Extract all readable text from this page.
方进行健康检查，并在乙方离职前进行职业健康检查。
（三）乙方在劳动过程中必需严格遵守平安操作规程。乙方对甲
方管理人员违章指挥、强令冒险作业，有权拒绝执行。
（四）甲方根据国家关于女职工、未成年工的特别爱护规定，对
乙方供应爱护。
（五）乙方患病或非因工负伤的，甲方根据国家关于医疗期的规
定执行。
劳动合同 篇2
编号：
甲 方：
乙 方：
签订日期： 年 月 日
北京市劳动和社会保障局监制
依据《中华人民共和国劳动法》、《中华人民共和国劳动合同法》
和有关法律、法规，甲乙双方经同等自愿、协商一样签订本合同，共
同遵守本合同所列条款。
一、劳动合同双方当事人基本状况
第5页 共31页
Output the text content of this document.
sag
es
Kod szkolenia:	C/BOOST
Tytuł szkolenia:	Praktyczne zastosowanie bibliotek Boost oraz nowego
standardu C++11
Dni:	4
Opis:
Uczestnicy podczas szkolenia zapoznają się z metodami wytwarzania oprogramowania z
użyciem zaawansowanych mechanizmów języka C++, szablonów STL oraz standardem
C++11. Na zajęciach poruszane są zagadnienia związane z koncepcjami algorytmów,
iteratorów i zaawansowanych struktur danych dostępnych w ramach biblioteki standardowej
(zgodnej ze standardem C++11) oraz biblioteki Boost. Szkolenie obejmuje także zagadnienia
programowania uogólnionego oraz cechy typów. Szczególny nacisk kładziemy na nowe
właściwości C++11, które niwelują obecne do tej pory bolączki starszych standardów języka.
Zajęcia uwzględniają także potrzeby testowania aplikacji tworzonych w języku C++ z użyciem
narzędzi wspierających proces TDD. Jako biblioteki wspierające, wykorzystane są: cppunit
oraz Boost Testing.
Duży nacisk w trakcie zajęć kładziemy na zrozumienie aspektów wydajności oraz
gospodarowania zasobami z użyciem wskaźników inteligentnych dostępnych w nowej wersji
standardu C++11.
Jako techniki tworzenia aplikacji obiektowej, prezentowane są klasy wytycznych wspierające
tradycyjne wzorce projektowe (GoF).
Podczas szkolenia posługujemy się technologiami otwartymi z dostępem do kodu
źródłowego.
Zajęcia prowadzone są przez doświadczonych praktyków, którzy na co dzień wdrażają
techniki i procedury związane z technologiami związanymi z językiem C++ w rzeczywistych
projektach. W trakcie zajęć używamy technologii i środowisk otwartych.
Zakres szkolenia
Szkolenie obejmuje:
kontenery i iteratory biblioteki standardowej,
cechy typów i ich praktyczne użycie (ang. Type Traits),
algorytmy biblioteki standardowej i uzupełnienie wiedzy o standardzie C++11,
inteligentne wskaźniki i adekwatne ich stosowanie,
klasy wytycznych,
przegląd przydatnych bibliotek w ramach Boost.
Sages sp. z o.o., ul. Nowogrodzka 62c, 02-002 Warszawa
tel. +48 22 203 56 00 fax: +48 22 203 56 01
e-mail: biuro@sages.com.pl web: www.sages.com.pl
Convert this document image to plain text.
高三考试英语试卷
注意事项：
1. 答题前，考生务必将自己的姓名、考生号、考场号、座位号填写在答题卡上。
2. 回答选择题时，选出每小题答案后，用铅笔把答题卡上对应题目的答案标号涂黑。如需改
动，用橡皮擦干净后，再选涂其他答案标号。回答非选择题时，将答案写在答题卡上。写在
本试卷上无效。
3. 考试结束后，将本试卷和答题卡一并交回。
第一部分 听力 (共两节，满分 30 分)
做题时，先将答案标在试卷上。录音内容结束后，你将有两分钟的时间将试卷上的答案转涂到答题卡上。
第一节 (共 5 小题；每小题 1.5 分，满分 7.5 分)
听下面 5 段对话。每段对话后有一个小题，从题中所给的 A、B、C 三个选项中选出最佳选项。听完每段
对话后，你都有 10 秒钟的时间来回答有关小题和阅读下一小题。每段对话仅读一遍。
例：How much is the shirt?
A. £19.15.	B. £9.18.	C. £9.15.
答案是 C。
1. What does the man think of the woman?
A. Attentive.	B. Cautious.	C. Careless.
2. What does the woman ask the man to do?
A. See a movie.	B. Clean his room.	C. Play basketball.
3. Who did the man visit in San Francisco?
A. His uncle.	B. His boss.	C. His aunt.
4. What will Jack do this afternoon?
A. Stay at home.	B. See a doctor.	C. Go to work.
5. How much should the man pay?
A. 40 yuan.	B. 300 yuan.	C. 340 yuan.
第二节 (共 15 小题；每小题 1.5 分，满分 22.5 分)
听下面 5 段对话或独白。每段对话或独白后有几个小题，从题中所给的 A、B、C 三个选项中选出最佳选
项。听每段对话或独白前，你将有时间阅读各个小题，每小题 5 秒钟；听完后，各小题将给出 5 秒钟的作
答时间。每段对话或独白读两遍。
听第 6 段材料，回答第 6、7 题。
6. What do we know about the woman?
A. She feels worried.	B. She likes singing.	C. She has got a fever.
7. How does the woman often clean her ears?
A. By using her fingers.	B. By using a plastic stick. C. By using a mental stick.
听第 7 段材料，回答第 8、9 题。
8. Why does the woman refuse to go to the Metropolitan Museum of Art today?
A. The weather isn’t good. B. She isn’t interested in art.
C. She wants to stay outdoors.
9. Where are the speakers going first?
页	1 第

•••••

**EXERCISE REQUIREMENTS**
Produce an exact copy of all the records.

**THE ANSWER**
Extract all readable text from this page.
方进行健康检查，并在乙方离职前进行职业健康检查。
（三）乙方在劳动过程中必需严格遵守平安操作规程。乙方对甲
方管理人员违章指挥、强令冒险作业，有权拒绝执行。
（四）甲方根据国家关于女职工、未成年工的特别爱护规定，对
乙方供应爱护。
（五）乙方患病或非因工负伤的，甲方根据国家关于医疗期的规
定执行。
劳动合同 篇2
编号：
甲 方：
乙 方：
签订日期： 年 月 日
北京市劳动和社会保障局监制
依据《中华人民共和国劳动法》、《中华人民共和国劳动合同法》
和有关法律、法规，甲乙双方经同等自愿、协商一样签订本合同，共
同遵守本合同所列条款。
一、劳动合同双方当事人基本状况
第5页 共31页
Output the text content of this document.
sag
es
Kod szkolenia:	C/BOOST
Tytuł szkolenia:	Praktyczne zastosowanie bibliotek Boost oraz nowego
standardu C++11
Dni:	4
Opis:
Uczestnicy podczas szkolenia zapoznają się z metodami wytwarzania oprogramowania z
użyciem zaawansowanych mechanizmów języka C++, szablonów STL oraz standardem
C++11. Na zajęciach poruszane są zagadnienia związane z koncepcjami algorytmów,
iteratorów i zaawansowanych struktur danych dostępnych w ramach biblioteki standardowej
(zgodnej ze standardem C++11) oraz biblioteki Boost. Szkolenie obejmuje także zagadnienia
programowania uogólnionego oraz cechy typów. Szczególny nacisk kładziemy na nowe
właściwości C++11, które niwelują obecne do tej pory bolączki starszych standardów języka.
Zajęcia uwzględniają także potrzeby testowania aplikacji tworzonych w języku C++ z użyciem
narzędzi wspierających proces TDD. Jako biblioteki wspierające, wykorzystane są: cppunit
oraz Boost Testing.
Duży nacisk w trakcie zajęć kładziemy na zrozumienie aspektów wydajności oraz
gospodarowania zasobami z użyciem wskaźników inteligentnych dostępnych w nowej wersji
standardu C++11.
Jako techniki tworzenia aplikacji obiektowej, prezentowane są klasy wytycznych wspierające
tradycyjne wzorce projektowe (GoF).
Podczas szkolenia posługujemy się technologiami otwartymi z dostępem do kodu
źródłowego.
Zajęcia prowadzone są przez doświadczonych praktyków, którzy na co dzień wdrażają
techniki i procedury związane z technologiami związanymi z językiem C++ w rzeczywistych
projektach. W trakcie zajęć używamy technologii i środowisk otwartych.
Zakres szkolenia
Szkolenie obejmuje:
kontenery i iteratory biblioteki standardowej,
cechy typów i ich praktyczne użycie (ang. Type Traits),
algorytmy biblioteki standardowej i uzupełnienie wiedzy o standardzie C++11,
inteligentne wskaźniki i adekwatne ich stosowanie,
klasy wytycznych,
przegląd przydatnych bibliotek w ramach Boost.
Sages sp. z o.o., ul. Nowogrodzka 62c, 02-002 Warszawa
tel. +48 22 203 56 00 fax: +48 22 203 56 01
e-mail: biuro@sages.com.pl web: www.sages.com.pl
Convert this document image to plain text.
高三考试英语试卷
注意事项：
1. 答题前，考生务必将自己的姓名、考生号、考场号、座位号填写在答题卡上。
2. 回答选择题时，选出每小题答案后，用铅笔把答题卡上对应题目的答案标号涂黑。如需改
动，用橡皮擦干净后，再选涂其他答案标号。回答非选择题时，将答案写在答题卡上。写在
本试卷上无效。
3. 考试结束后，将本试卷和答题卡一并交回。
第一部分 听力 (共两节，满分 30 分)
做题时，先将答案标在试卷上。录音内容结束后，你将有两分钟的时间将试卷上的答案转涂到答题卡上。
第一节 (共 5 小题；每小题 1.5 分，满分 7.5 分)
听下面 5 段对话。每段对话后有一个小题，从题中所给的 A、B、C 三个选项中选出最佳选项。听完每段
对话后，你都有 10 秒钟的时间来回答有关小题和阅读下一小题。每段对话仅读一遍。
例：How much is the shirt?
A. £19.15.	B. £9.18.	C. £9.15.
答案是 C。
1. What does the man think of the woman?
A. Attentive.	B. Cautious.	C. Careless.
2. What does the woman ask the man to do?
A. See a movie.	B. Clean his room.	C. Play basketball.
3. Who did the man visit in San Francisco?
A. His uncle.	B. His boss.	C. His aunt.
4. What will Jack do this afternoon?
A. Stay at home.	B. See a doctor.	C. Go to work.
5. How much should the man pay?
A. 40 yuan.	B. 300 yuan.	C. 340 yuan.
第二节 (共 15 小题；每小题 1.5 分，满分 22.5 分)
听下面 5 段对话或独白。每段对话或独白后有几个小题，从题中所给的 A、B、C 三个选项中选出最佳选
项。听每段对话或独白前，你将有时间阅读各个小题，每小题 5 秒钟；听完后，各小题将给出 5 秒钟的作
答时间。每段对话或独白读两遍。
听第 6 段材料，回答第 6、7 题。
6. What do we know about the woman?
A. She feels worried.	B. She likes singing.	C. She has got a fever.
7. How does the woman often clean her ears?
A. By using her fingers.	B. By using a plastic stick. C. By using a mental stick.
听第 7 段材料，回答第 8、9 题。
8. Why does the woman refuse to go to the Metropolitan Museum of Art today?
A. The weather isn’t good. B. She isn’t interested in art.
C. She wants to stay outdoors.
9. Where are the speakers going first?
页	1 第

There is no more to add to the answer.